→ **Your task**:
Below are some entries; can you quote all of them exactly?

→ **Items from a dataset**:
+++

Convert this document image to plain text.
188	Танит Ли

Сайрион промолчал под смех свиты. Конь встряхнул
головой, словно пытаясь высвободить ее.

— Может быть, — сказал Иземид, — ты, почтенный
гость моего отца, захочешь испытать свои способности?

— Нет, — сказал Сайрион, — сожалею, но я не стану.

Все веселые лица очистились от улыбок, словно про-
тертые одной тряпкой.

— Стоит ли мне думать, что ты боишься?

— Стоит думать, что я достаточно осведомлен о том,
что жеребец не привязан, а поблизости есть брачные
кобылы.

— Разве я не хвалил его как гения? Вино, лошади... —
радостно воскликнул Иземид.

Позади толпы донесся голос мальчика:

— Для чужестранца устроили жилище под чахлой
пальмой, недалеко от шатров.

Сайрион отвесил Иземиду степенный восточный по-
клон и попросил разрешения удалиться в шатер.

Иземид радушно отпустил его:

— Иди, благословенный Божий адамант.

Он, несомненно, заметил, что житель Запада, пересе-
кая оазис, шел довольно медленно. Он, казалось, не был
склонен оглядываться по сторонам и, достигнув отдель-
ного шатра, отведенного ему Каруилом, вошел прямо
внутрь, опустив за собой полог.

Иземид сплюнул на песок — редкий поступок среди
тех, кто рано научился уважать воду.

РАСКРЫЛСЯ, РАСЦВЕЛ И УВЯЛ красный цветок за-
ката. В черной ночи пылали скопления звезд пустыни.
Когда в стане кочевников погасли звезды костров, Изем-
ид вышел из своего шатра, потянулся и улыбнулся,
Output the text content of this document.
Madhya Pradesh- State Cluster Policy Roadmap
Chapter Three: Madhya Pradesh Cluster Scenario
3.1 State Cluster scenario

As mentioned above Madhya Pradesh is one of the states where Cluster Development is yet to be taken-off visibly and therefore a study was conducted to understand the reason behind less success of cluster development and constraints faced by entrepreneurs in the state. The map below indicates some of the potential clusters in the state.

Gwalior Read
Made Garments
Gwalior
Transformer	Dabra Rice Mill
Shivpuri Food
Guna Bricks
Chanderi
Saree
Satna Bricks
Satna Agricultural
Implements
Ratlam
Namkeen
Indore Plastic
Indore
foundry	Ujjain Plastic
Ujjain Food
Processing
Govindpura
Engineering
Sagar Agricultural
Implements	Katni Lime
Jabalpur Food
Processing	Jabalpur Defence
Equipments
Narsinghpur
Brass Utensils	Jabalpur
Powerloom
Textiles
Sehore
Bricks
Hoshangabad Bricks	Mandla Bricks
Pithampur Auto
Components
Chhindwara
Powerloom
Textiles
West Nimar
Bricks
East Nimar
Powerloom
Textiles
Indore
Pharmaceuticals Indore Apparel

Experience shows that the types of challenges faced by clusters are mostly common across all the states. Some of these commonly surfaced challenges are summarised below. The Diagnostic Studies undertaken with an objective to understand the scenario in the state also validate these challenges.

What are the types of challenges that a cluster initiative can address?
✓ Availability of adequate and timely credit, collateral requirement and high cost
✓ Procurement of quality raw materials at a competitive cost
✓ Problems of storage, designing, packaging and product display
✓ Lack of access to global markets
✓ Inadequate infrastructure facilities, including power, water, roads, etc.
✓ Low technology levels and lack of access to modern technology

+++

→ **Completed task**:
Convert this document image to plain text.
188	Танит Ли

Сайрион промолчал под смех свиты. Конь встряхнул
головой, словно пытаясь высвободить ее.

— Может быть, — сказал Иземид, — ты, почтенный
гость моего отца, захочешь испытать свои способности?

— Нет, — сказал Сайрион, — сожалею, но я не стану.

Все веселые лица очистились от улыбок, словно про-
тертые одной тряпкой.

— Стоит ли мне думать, что ты боишься?

— Стоит думать, что я достаточно осведомлен о том,
что жеребец не привязан, а поблизости есть брачные
кобылы.

— Разве я не хвалил его как гения? Вино, лошади... —
радостно воскликнул Иземид.

Позади толпы донесся голос мальчика:

— Для чужестранца устроили жилище под чахлой
пальмой, недалеко от шатров.

Сайрион отвесил Иземиду степенный восточный по-
клон и попросил разрешения удалиться в шатер.

Иземид радушно отпустил его:

— Иди, благословенный Божий адамант.

Он, несомненно, заметил, что житель Запада, пересе-
кая оазис, шел довольно медленно. Он, казалось, не был
склонен оглядываться по сторонам и, достигнув отдель-
ного шатра, отведенного ему Каруилом, вошел прямо
внутрь, опустив за собой полог.

Иземид сплюнул на песок — редкий поступок среди
тех, кто рано научился уважать воду.

РАСКРЫЛСЯ, РАСЦВЕЛ И УВЯЛ красный цветок за-
ката. В черной ночи пылали скопления звезд пустыни.
Когда в стане кочевников погасли звезды костров, Изем-
ид вышел из своего шатра, потянулся и улыбнулся,
Output the text content of this document.
Madhya Pradesh- State Cluster Policy Roadmap
Chapter Three: Madhya Pradesh Cluster Scenario
3.1 State Cluster scenario

As mentioned above Madhya Pradesh is one of the states where Cluster Development is yet to be taken-off visibly and therefore a study was conducted to understand the reason behind less success of cluster development and constraints faced by entrepreneurs in the state. The map below indicates some of the potential clusters in the state.

Gwalior Read
Made Garments
Gwalior
Transformer	Dabra Rice Mill
Shivpuri Food
Guna Bricks
Chanderi
Saree
Satna Bricks
Satna Agricultural
Implements
Ratlam
Namkeen
Indore Plastic
Indore
foundry	Ujjain Plastic
Ujjain Food
Processing
Govindpura
Engineering
Sagar Agricultural
Implements	Katni Lime
Jabalpur Food
Processing	Jabalpur Defence
Equipments
Narsinghpur
Brass Utensils	Jabalpur
Powerloom
Textiles
Sehore
Bricks
Hoshangabad Bricks	Mandla Bricks
Pithampur Auto
Components
Chhindwara
Powerloom
Textiles
West Nimar
Bricks
East Nimar
Powerloom
Textiles
Indore
Pharmaceuticals Indore Apparel

Experience shows that the types of challenges faced by clusters are mostly common across all the states. Some of these commonly surfaced challenges are summarised below. The Diagnostic Studies undertaken with an objective to understand the scenario in the state also validate these challenges.

What are the types of challenges that a cluster initiative can address?
✓ Availability of adequate and timely credit, collateral requirement and high cost
✓ Procurement of quality raw materials at a competitive cost
✓ Problems of storage, designing, packaging and product display
✓ Lack of access to global markets
✓ Inadequate infrastructure facilities, including power, water, roads, etc.
✓ Low technology levels and lack of access to modern technology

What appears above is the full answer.